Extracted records
^^^^^^^^^^^^^^^^

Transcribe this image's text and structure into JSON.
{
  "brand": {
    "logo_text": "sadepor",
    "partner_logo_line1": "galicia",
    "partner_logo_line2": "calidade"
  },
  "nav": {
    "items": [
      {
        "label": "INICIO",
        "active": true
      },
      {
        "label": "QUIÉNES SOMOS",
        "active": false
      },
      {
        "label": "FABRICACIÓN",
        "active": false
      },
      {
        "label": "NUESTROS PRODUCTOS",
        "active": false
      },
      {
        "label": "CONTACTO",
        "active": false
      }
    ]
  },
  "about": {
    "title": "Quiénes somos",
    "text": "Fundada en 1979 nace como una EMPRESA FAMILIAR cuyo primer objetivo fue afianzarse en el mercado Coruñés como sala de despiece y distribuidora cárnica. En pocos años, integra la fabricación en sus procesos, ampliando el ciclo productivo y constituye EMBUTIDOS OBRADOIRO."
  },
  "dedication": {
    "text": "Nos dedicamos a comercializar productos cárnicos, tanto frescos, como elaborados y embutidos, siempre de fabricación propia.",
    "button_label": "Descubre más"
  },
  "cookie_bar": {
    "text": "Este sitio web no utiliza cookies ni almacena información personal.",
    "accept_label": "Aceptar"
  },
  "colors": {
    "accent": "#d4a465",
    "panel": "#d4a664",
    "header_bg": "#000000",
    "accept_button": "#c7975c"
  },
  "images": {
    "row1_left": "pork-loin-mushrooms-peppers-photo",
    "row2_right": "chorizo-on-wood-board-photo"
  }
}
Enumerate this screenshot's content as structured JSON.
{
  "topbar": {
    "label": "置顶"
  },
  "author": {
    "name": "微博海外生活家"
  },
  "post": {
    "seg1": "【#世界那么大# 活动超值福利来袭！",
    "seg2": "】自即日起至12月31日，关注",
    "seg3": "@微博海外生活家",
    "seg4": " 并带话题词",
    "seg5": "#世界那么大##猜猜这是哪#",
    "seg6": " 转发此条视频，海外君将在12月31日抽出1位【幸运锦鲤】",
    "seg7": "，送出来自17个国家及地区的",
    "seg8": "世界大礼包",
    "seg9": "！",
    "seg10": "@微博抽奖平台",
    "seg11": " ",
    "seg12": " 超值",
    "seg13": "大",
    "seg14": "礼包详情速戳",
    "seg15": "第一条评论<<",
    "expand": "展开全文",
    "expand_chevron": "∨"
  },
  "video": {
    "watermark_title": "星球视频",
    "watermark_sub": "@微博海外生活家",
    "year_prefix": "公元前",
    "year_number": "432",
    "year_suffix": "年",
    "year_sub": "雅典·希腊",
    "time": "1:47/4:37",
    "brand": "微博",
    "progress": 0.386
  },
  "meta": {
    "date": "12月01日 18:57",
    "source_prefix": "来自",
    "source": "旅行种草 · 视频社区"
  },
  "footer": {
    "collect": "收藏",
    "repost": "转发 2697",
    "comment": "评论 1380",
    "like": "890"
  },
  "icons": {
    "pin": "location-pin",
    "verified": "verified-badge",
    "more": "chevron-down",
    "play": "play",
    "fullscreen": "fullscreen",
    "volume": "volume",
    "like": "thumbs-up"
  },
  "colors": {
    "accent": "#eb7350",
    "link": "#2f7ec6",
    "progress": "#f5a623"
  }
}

^^^^^^^^^^^^^^^^

STATED PROBLEM: Extract every line containing the string "photo" from the material.

SOLVED EXERCISE:
    "row1_left": "pork-loin-mushrooms-peppers-photo",
    "row2_right": "chorizo-on-wood-board-photo"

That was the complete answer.